___ ENTRIES SUPPLIED ___

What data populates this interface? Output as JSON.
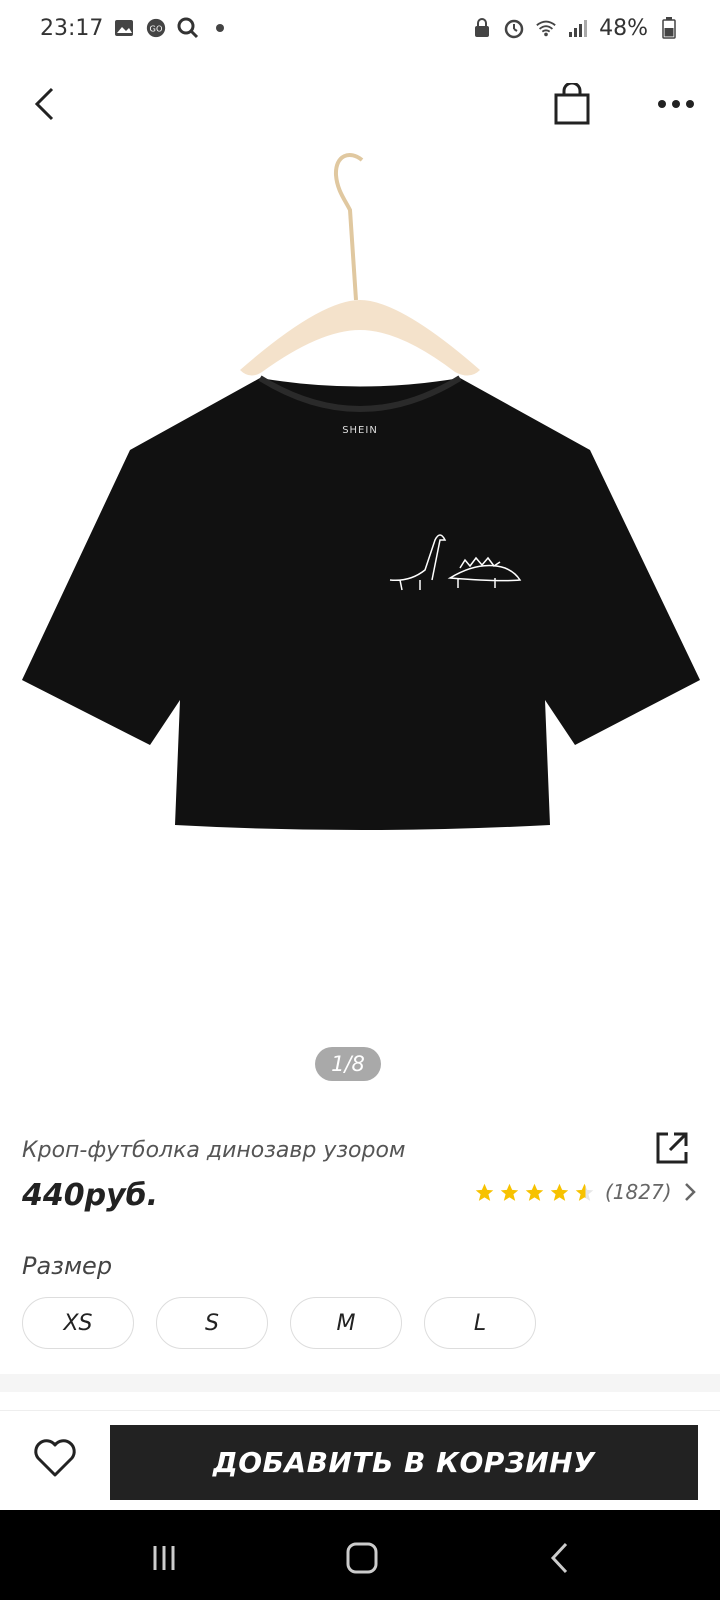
{
  "status_bar": {
    "time": "23:17",
    "battery": "48%"
  },
  "nav": {
    "back_icon": "back-arrow-icon",
    "bag_icon": "shopping-bag-icon",
    "more_icon": "more-dots-icon"
  },
  "product": {
    "image_pager": "1/8",
    "brand_tag": "SHEIN",
    "title": "Кроп-футболка динозавр узором",
    "price": "440руб.",
    "rating_stars": 4.5,
    "rating_count": "(1827)"
  },
  "sizes": {
    "label": "Размер",
    "options": [
      "XS",
      "S",
      "M",
      "L"
    ]
  },
  "actions": {
    "add_to_cart": "ДОБАВИТЬ В КОРЗИНУ"
  },
  "colors": {
    "accent_star": "#f7c200",
    "button_dark": "#222222"
  }
}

___

Without including any pictures, please restate all the records exactly.

What data populates this interface? Output as JSON.
{
  "status_bar": {
    "time": "23:17",
    "battery": "48%"
  },
  "nav": {
    "back_icon": "back-arrow-icon",
    "bag_icon": "shopping-bag-icon",
    "more_icon": "more-dots-icon"
  },
  "product": {
    "image_pager": "1/8",
    "brand_tag": "SHEIN",
    "title": "Кроп-футболка динозавр узором",
    "price": "440руб.",
    "rating_stars": 4.5,
    "rating_count": "(1827)"
  },
  "sizes": {
    "label": "Размер",
    "options": [
      "XS",
      "S",
      "M",
      "L"
    ]
  },
  "actions": {
    "add_to_cart": "ДОБАВИТЬ В КОРЗИНУ"
  },
  "colors": {
    "accent_star": "#f7c200",
    "button_dark": "#222222"
  }
}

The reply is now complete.